-- start --

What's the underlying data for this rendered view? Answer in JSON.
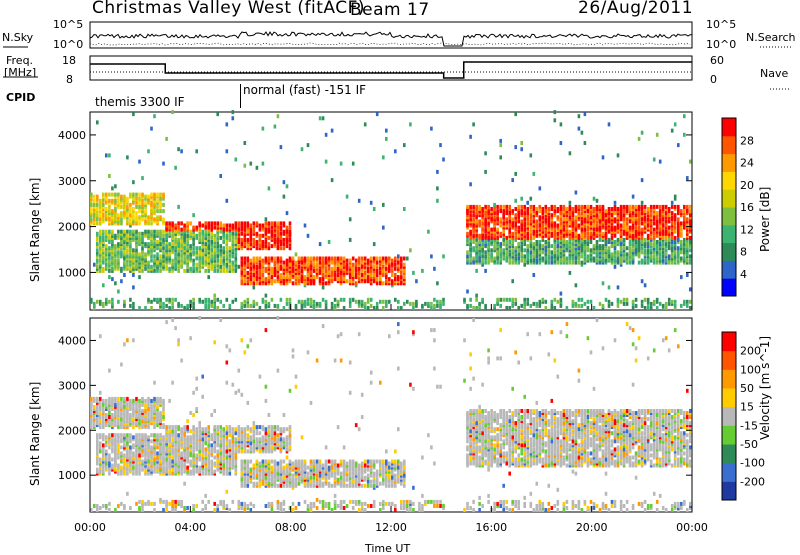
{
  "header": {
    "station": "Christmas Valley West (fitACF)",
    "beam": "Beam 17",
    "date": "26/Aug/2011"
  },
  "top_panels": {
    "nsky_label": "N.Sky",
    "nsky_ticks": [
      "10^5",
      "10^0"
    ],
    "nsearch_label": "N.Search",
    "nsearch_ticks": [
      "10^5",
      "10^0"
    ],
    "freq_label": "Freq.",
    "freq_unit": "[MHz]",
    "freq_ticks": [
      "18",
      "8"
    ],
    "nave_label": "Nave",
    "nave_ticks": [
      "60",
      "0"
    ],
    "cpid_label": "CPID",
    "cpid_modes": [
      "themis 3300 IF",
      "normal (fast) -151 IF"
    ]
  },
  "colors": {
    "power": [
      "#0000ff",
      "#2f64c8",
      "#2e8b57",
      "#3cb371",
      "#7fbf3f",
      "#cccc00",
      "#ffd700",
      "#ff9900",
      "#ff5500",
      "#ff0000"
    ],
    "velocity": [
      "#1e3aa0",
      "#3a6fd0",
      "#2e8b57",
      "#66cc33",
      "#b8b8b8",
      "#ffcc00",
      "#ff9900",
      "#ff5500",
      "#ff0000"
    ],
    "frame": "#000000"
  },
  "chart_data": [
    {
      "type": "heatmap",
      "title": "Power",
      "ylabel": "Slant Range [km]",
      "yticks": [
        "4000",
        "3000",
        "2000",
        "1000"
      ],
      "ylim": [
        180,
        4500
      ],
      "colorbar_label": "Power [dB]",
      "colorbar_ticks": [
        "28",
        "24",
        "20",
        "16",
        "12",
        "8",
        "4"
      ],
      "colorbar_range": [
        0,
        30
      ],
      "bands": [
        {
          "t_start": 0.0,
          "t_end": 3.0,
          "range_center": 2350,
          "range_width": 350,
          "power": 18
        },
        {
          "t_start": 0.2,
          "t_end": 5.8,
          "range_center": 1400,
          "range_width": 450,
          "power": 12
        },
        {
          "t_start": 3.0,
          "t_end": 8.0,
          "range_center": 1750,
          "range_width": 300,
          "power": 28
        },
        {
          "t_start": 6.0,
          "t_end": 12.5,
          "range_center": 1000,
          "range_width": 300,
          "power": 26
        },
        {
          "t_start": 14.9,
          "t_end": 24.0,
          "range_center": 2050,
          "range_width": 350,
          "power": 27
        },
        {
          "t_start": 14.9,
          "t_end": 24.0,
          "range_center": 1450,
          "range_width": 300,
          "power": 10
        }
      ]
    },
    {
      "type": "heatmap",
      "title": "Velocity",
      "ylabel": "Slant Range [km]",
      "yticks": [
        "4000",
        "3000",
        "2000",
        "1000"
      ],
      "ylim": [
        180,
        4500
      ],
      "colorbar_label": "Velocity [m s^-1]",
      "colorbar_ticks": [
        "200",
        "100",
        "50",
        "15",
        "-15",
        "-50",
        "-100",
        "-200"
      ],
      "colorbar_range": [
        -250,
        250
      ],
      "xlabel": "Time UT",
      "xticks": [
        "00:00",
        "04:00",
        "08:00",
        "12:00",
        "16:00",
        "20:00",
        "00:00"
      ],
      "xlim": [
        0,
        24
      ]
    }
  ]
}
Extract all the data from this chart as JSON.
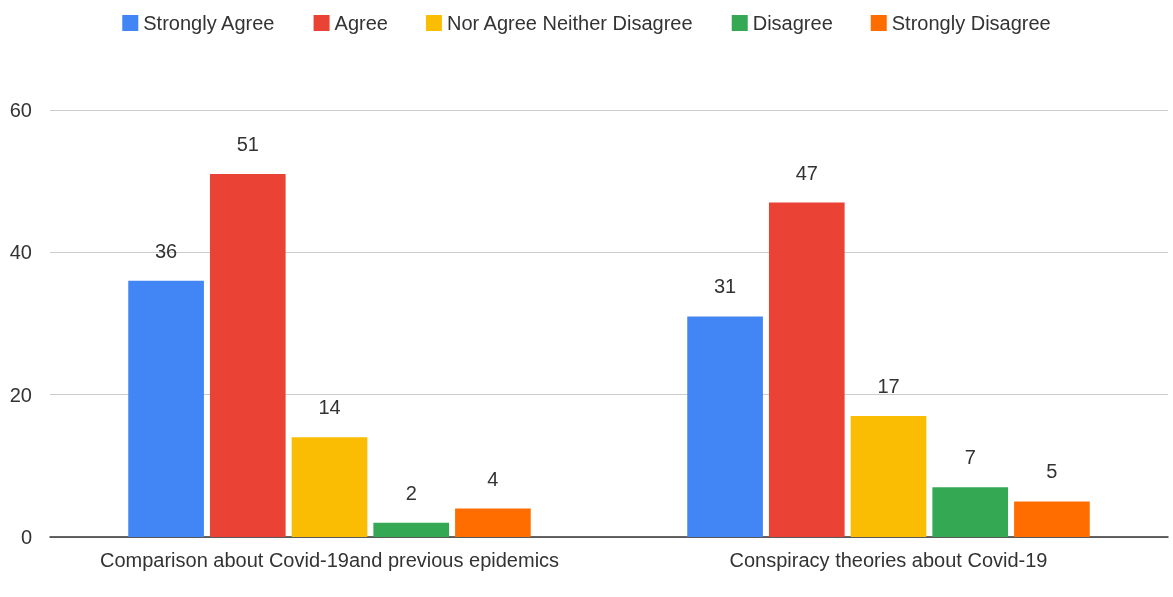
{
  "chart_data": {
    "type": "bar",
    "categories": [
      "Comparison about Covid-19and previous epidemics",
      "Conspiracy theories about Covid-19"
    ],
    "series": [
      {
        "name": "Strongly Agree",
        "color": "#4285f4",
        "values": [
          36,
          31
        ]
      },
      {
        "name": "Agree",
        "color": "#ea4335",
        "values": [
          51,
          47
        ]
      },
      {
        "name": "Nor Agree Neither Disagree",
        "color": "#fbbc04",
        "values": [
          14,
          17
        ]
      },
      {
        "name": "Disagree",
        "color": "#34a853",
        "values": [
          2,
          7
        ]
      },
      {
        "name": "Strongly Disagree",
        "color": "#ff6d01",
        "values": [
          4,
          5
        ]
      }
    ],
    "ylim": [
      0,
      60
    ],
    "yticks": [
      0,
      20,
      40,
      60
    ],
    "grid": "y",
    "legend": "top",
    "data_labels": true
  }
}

-- end --
-- start --

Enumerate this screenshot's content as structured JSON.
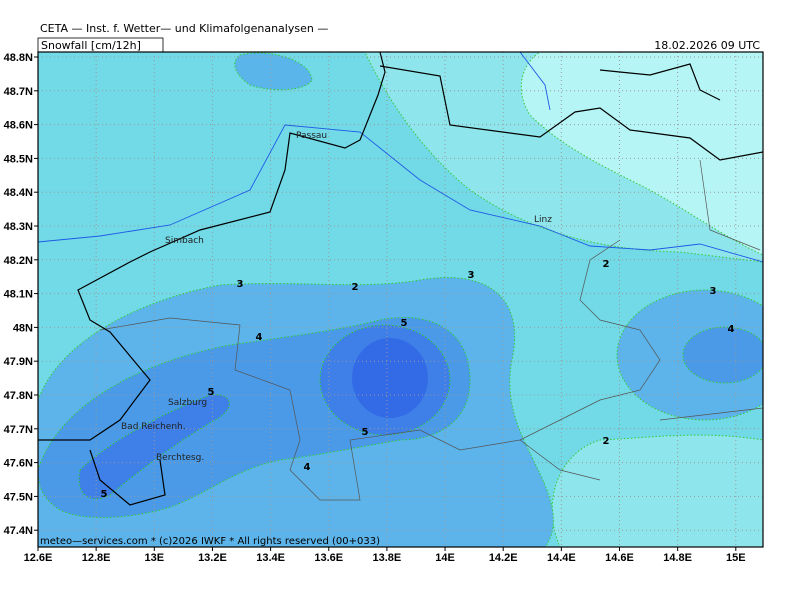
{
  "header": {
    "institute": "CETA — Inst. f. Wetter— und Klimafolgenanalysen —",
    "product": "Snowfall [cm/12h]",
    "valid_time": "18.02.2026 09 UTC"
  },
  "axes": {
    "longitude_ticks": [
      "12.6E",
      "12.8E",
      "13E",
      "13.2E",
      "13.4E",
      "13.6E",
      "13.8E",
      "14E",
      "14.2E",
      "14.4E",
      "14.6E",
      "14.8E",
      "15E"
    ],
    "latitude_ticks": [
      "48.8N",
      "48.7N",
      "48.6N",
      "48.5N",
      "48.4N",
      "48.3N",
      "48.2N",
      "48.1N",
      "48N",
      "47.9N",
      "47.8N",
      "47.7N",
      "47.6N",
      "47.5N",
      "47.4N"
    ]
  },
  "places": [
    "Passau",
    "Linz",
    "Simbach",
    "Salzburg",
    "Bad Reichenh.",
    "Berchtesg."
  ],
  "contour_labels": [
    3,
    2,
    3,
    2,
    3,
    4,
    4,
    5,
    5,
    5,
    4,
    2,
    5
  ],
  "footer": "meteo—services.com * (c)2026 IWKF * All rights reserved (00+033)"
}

-- end --
-- start --

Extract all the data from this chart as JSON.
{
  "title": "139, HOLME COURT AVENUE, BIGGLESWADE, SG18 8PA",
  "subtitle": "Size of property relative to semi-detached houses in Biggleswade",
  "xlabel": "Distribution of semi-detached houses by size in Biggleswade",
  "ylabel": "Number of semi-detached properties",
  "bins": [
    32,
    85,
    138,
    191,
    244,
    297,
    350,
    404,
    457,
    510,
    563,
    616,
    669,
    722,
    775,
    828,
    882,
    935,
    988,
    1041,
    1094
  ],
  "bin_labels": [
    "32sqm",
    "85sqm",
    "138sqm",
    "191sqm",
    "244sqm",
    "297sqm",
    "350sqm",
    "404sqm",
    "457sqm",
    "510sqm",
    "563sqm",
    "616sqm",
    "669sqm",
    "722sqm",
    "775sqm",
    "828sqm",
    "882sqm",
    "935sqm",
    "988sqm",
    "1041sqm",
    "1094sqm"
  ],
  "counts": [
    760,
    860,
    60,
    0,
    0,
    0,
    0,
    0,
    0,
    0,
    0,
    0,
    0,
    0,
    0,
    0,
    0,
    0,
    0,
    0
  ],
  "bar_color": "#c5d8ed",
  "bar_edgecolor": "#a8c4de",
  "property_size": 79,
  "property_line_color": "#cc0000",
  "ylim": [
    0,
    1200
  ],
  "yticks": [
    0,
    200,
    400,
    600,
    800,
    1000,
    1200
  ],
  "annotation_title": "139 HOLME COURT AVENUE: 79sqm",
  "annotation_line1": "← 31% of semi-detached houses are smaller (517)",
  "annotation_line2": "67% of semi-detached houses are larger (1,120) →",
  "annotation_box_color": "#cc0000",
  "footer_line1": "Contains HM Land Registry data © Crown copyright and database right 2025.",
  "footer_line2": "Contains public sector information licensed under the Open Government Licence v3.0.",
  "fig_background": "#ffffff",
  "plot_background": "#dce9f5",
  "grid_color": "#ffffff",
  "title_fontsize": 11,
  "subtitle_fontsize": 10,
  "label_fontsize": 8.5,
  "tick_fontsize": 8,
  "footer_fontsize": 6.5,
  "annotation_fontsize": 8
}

-- end --

What is expected: Copy each line of the listing that includes "AVENUE".

Exercise result:
  "title": "139, HOLME COURT AVENUE, BIGGLESWADE, SG18 8PA",
  "annotation_title": "139 HOLME COURT AVENUE: 79sqm",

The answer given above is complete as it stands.